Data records
>> Start
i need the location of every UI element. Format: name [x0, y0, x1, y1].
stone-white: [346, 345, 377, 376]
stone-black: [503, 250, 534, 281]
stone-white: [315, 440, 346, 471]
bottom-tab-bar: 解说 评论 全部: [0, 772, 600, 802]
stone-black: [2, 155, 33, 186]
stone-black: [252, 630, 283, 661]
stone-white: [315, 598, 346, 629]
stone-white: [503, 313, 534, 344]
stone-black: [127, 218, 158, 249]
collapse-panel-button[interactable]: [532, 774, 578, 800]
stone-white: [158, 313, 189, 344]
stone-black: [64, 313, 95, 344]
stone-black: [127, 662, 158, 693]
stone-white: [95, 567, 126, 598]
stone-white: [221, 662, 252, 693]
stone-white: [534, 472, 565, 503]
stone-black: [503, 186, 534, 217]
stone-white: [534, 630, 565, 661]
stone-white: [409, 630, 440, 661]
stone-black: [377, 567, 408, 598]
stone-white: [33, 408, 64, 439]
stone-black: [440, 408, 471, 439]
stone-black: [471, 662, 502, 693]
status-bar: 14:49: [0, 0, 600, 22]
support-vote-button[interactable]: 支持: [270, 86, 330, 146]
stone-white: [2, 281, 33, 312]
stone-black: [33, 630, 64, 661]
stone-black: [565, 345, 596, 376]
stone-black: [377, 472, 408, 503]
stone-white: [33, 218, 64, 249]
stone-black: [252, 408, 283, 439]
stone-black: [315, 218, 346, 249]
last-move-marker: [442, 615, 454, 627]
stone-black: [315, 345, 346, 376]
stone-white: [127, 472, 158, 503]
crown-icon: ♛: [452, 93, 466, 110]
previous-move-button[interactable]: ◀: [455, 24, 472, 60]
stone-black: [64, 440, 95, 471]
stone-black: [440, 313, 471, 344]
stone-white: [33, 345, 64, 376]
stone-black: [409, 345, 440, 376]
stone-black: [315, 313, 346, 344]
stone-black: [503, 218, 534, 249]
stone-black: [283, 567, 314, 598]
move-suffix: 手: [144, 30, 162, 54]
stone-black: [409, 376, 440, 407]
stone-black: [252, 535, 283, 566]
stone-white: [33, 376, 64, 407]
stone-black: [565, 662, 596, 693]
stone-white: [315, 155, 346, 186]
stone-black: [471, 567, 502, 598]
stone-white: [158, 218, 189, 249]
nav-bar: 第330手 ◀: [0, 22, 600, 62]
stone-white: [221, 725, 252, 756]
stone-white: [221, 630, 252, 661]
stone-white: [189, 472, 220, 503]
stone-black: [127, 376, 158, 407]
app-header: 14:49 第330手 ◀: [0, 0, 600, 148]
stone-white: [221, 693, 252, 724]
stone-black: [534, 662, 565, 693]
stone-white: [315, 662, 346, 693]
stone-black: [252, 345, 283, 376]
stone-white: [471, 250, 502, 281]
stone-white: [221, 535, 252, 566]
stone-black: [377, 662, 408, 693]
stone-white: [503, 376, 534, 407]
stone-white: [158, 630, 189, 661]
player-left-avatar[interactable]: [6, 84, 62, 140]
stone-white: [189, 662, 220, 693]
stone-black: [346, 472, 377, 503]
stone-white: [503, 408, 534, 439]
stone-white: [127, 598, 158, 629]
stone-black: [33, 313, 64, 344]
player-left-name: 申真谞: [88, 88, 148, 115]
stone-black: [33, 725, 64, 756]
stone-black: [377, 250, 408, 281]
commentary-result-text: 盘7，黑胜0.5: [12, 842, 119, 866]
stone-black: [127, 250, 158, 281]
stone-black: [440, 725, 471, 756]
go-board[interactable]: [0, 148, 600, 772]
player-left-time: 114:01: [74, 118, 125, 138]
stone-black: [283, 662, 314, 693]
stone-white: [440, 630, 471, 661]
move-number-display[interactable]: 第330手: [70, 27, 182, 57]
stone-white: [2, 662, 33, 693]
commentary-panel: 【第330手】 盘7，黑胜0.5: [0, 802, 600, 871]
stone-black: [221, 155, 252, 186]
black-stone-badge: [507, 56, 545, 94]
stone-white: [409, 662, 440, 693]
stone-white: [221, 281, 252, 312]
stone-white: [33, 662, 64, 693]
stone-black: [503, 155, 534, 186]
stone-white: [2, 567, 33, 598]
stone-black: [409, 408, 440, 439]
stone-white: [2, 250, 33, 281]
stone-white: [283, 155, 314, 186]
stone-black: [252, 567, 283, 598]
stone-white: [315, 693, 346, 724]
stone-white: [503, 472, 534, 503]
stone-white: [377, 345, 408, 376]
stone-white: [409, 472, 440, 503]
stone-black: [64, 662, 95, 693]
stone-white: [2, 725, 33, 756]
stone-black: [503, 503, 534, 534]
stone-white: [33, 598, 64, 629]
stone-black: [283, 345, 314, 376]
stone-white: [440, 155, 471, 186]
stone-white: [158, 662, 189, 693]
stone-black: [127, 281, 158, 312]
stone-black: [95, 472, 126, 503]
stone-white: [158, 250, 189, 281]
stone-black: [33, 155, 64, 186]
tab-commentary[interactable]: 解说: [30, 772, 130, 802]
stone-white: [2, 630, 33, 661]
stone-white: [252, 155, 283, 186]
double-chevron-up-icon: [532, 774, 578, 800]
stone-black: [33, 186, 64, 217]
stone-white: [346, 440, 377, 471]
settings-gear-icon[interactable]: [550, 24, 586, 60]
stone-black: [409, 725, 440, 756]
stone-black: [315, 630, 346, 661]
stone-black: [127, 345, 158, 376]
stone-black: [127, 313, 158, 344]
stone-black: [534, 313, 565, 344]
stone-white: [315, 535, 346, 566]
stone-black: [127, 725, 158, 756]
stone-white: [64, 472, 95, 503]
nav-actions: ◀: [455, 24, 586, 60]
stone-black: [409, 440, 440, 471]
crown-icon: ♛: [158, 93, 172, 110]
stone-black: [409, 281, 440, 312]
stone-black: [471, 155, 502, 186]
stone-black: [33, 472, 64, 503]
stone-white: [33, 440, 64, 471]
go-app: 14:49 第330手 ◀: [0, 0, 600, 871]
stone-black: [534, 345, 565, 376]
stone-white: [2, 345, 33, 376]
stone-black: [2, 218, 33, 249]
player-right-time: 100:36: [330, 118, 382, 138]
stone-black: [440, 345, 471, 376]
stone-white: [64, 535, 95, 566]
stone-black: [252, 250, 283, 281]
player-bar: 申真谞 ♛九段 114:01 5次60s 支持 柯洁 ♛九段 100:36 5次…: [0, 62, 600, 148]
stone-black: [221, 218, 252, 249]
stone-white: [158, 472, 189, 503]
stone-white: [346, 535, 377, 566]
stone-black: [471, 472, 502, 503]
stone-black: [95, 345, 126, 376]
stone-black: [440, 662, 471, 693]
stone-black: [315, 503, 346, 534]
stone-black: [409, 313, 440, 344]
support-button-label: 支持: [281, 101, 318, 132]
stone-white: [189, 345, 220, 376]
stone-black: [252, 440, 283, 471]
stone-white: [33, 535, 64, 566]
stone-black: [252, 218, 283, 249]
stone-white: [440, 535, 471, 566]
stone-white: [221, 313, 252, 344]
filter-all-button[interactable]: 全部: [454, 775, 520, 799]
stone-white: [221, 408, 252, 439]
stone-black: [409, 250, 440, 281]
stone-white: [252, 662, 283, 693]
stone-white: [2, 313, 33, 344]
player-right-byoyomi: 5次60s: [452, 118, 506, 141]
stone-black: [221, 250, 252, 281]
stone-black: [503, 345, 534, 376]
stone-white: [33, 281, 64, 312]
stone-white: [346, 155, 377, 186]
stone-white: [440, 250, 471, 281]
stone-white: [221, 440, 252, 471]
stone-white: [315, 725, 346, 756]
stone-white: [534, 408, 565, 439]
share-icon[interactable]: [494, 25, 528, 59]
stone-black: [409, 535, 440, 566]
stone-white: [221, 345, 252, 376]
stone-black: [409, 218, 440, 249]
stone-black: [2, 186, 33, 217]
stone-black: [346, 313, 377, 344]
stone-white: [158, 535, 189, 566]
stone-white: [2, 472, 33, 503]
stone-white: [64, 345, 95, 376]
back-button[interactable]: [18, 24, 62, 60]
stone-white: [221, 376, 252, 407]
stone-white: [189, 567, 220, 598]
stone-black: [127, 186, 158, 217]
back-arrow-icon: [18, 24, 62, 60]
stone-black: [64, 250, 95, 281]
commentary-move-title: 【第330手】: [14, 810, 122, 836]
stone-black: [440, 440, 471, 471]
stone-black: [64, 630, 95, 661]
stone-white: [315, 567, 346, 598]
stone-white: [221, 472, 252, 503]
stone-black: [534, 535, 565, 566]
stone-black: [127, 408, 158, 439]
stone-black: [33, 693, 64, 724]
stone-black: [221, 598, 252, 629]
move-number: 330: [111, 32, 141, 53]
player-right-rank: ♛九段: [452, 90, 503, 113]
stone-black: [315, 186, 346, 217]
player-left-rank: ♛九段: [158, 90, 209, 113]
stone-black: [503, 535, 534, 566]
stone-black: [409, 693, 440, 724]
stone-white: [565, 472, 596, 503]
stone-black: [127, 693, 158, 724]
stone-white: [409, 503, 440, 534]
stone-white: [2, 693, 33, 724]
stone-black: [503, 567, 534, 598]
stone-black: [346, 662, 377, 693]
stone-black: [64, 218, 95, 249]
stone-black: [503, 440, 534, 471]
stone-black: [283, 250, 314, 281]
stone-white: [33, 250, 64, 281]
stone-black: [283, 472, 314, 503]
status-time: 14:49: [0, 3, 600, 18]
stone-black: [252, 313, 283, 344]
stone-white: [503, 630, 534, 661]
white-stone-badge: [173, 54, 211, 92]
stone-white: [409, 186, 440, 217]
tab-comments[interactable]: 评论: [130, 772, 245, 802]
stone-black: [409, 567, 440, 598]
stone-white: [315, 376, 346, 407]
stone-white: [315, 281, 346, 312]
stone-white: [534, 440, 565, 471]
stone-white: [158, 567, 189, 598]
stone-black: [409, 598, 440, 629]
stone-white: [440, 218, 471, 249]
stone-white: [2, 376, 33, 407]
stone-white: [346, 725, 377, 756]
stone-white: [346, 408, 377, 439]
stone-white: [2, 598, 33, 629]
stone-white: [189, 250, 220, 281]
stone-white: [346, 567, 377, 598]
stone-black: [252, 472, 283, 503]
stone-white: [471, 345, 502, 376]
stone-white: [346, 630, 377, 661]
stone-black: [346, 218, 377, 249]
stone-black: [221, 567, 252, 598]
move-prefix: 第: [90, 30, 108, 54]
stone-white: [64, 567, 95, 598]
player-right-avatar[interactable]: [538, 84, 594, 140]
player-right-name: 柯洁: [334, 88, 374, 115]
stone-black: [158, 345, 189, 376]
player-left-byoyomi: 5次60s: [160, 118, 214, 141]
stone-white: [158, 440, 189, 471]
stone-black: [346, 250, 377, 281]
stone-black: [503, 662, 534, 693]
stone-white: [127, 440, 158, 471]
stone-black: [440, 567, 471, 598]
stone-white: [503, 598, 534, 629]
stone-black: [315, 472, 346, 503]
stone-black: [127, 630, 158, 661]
>> End
What is being asked: Rewrite everything from the start of the entries down to the line containing "stone-black: [127, 218, 158, 249]", replacing "stone-white" with "white-stone" and leaving everything else unchanged.

Result for this task:
i need the location of every UI element. Format: name [x0, y0, x1, y1].
white-stone: [346, 345, 377, 376]
stone-black: [503, 250, 534, 281]
white-stone: [315, 440, 346, 471]
bottom-tab-bar: 解说 评论 全部: [0, 772, 600, 802]
stone-black: [2, 155, 33, 186]
stone-black: [252, 630, 283, 661]
white-stone: [315, 598, 346, 629]
white-stone: [503, 313, 534, 344]
stone-black: [127, 218, 158, 249]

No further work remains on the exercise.